>> begin INPUT RECORDS

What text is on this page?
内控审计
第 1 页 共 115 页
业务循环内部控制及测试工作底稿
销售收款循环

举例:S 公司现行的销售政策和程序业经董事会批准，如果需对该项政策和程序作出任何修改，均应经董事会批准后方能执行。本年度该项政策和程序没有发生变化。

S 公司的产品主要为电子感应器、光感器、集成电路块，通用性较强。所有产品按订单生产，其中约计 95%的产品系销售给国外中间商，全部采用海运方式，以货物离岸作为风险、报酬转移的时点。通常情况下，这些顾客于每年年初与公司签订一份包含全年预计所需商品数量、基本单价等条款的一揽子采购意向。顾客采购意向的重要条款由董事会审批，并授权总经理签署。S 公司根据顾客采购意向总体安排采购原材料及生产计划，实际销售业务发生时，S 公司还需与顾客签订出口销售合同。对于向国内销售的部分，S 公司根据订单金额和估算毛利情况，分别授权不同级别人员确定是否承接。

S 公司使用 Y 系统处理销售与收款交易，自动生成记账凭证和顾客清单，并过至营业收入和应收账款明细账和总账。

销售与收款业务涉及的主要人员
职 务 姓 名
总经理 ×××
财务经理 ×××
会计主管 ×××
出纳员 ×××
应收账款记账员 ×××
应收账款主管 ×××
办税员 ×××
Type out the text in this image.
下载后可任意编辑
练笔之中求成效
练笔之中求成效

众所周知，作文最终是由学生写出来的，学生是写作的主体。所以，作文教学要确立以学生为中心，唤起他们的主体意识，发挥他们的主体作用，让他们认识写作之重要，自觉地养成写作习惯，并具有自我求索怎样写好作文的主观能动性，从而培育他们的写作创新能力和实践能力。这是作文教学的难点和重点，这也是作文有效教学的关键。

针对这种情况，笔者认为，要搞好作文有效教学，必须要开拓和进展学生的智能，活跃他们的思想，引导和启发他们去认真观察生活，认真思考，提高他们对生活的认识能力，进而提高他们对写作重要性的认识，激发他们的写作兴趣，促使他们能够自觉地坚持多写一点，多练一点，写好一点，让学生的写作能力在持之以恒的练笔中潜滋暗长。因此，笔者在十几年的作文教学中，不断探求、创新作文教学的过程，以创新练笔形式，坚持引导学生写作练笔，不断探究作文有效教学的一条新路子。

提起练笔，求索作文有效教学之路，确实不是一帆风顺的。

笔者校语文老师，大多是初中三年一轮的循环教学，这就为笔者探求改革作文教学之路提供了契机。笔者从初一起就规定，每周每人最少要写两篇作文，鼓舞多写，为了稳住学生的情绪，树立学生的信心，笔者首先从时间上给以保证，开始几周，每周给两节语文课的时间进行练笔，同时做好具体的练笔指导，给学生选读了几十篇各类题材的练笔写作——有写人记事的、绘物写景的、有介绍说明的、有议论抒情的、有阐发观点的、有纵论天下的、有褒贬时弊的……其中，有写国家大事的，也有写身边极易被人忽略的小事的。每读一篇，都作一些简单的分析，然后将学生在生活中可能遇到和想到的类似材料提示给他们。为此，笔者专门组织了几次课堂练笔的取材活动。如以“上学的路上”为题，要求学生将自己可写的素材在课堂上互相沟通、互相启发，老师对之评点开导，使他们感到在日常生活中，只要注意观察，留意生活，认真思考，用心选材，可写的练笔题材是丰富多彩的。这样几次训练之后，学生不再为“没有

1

>> end INPUT RECORDS

• **WORK TO COMPLETE**
Produce a verbatim transcription of the entries above.

• **CORRECT RESPONSE**
What text is on this page?
内控审计
第 1 页 共 115 页
业务循环内部控制及测试工作底稿
销售收款循环

举例:S 公司现行的销售政策和程序业经董事会批准，如果需对该项政策和程序作出任何修改，均应经董事会批准后方能执行。本年度该项政策和程序没有发生变化。

S 公司的产品主要为电子感应器、光感器、集成电路块，通用性较强。所有产品按订单生产，其中约计 95%的产品系销售给国外中间商，全部采用海运方式，以货物离岸作为风险、报酬转移的时点。通常情况下，这些顾客于每年年初与公司签订一份包含全年预计所需商品数量、基本单价等条款的一揽子采购意向。顾客采购意向的重要条款由董事会审批，并授权总经理签署。S 公司根据顾客采购意向总体安排采购原材料及生产计划，实际销售业务发生时，S 公司还需与顾客签订出口销售合同。对于向国内销售的部分，S 公司根据订单金额和估算毛利情况，分别授权不同级别人员确定是否承接。

S 公司使用 Y 系统处理销售与收款交易，自动生成记账凭证和顾客清单，并过至营业收入和应收账款明细账和总账。

销售与收款业务涉及的主要人员
职 务 姓 名
总经理 ×××
财务经理 ×××
会计主管 ×××
出纳员 ×××
应收账款记账员 ×××
应收账款主管 ×××
办税员 ×××
Type out the text in this image.
下载后可任意编辑
练笔之中求成效
练笔之中求成效

众所周知，作文最终是由学生写出来的，学生是写作的主体。所以，作文教学要确立以学生为中心，唤起他们的主体意识，发挥他们的主体作用，让他们认识写作之重要，自觉地养成写作习惯，并具有自我求索怎样写好作文的主观能动性，从而培育他们的写作创新能力和实践能力。这是作文教学的难点和重点，这也是作文有效教学的关键。

针对这种情况，笔者认为，要搞好作文有效教学，必须要开拓和进展学生的智能，活跃他们的思想，引导和启发他们去认真观察生活，认真思考，提高他们对生活的认识能力，进而提高他们对写作重要性的认识，激发他们的写作兴趣，促使他们能够自觉地坚持多写一点，多练一点，写好一点，让学生的写作能力在持之以恒的练笔中潜滋暗长。因此，笔者在十几年的作文教学中，不断探求、创新作文教学的过程，以创新练笔形式，坚持引导学生写作练笔，不断探究作文有效教学的一条新路子。

提起练笔，求索作文有效教学之路，确实不是一帆风顺的。

笔者校语文老师，大多是初中三年一轮的循环教学，这就为笔者探求改革作文教学之路提供了契机。笔者从初一起就规定，每周每人最少要写两篇作文，鼓舞多写，为了稳住学生的情绪，树立学生的信心，笔者首先从时间上给以保证，开始几周，每周给两节语文课的时间进行练笔，同时做好具体的练笔指导，给学生选读了几十篇各类题材的练笔写作——有写人记事的、绘物写景的、有介绍说明的、有议论抒情的、有阐发观点的、有纵论天下的、有褒贬时弊的……其中，有写国家大事的，也有写身边极易被人忽略的小事的。每读一篇，都作一些简单的分析，然后将学生在生活中可能遇到和想到的类似材料提示给他们。为此，笔者专门组织了几次课堂练笔的取材活动。如以“上学的路上”为题，要求学生将自己可写的素材在课堂上互相沟通、互相启发，老师对之评点开导，使他们感到在日常生活中，只要注意观察，留意生活，认真思考，用心选材，可写的练笔题材是丰富多彩的。这样几次训练之后，学生不再为“没有

1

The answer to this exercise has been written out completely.